§ **Exercise prompt**:
The records below hold pictures; please leave those out and retype the rest exactly.

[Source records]
::::::::

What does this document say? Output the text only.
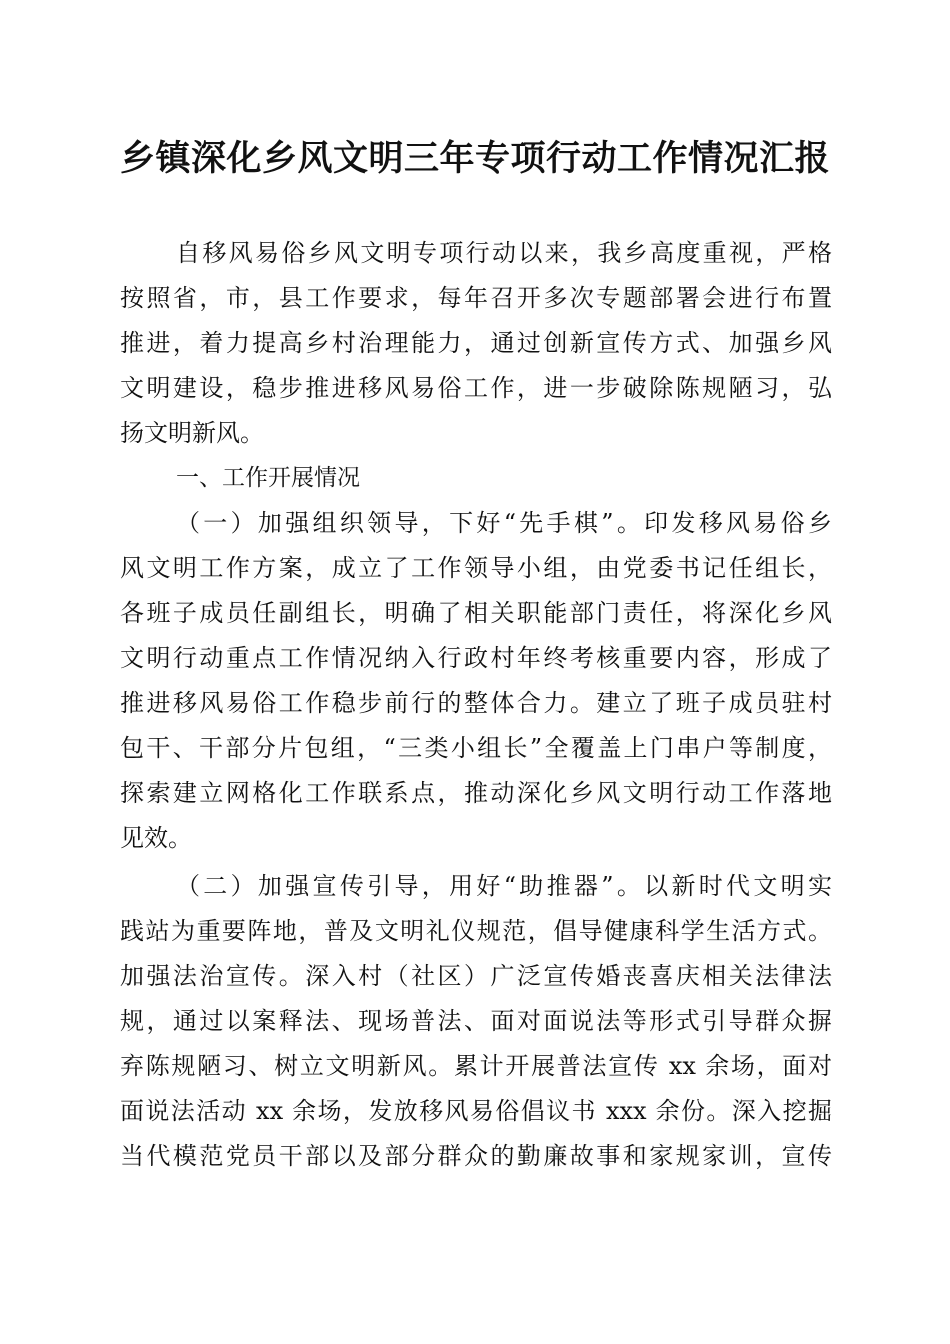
乡镇深化乡风文明三年专项行动工作情况汇报
自移风易俗乡风文明专项行动以来，我乡高度重视，严格
按照省，市，县工作要求，每年召开多次专题部署会进行布置
推进，着力提高乡村治理能力，通过创新宣传方式、加强乡风
文明建设，稳步推进移风易俗工作，进一步破除陈规陋习，弘
扬文明新风。
一、工作开展情况
（一）加强组织领导，下好“先手棋”。印发移风易俗乡
风文明工作方案，成立了工作领导小组，由党委书记任组长，
各班子成员任副组长，明确了相关职能部门责任，将深化乡风
文明行动重点工作情况纳入行政村年终考核重要内容，形成了
推进移风易俗工作稳步前行的整体合力。建立了班子成员驻村
包干、干部分片包组，“三类小组长”全覆盖上门串户等制度，
探索建立网格化工作联系点，推动深化乡风文明行动工作落地
见效。
（二）加强宣传引导，用好“助推器”。以新时代文明实
践站为重要阵地，普及文明礼仪规范，倡导健康科学生活方式。
加强法治宣传。深入村（社区）广泛宣传婚丧喜庆相关法律法
规，通过以案释法、现场普法、面对面说法等形式引导群众摒
弃陈规陋习、树立文明新风。累计开展普法宣传 xx 余场，面对
面说法活动 xx 余场，发放移风易俗倡议书 xxx 余份。深入挖掘
当代模范党员干部以及部分群众的勤廉故事和家规家训，宣传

::::::::

§ **Written solution**:
What does this document say? Output the text only.
乡镇深化乡风文明三年专项行动工作情况汇报
自移风易俗乡风文明专项行动以来，我乡高度重视，严格
按照省，市，县工作要求，每年召开多次专题部署会进行布置
推进，着力提高乡村治理能力，通过创新宣传方式、加强乡风
文明建设，稳步推进移风易俗工作，进一步破除陈规陋习，弘
扬文明新风。
一、工作开展情况
（一）加强组织领导，下好“先手棋”。印发移风易俗乡
风文明工作方案，成立了工作领导小组，由党委书记任组长，
各班子成员任副组长，明确了相关职能部门责任，将深化乡风
文明行动重点工作情况纳入行政村年终考核重要内容，形成了
推进移风易俗工作稳步前行的整体合力。建立了班子成员驻村
包干、干部分片包组，“三类小组长”全覆盖上门串户等制度，
探索建立网格化工作联系点，推动深化乡风文明行动工作落地
见效。
（二）加强宣传引导，用好“助推器”。以新时代文明实
践站为重要阵地，普及文明礼仪规范，倡导健康科学生活方式。
加强法治宣传。深入村（社区）广泛宣传婚丧喜庆相关法律法
规，通过以案释法、现场普法、面对面说法等形式引导群众摒
弃陈规陋习、树立文明新风。累计开展普法宣传 xx 余场，面对
面说法活动 xx 余场，发放移风易俗倡议书 xxx 余份。深入挖掘
当代模范党员干部以及部分群众的勤廉故事和家规家训，宣传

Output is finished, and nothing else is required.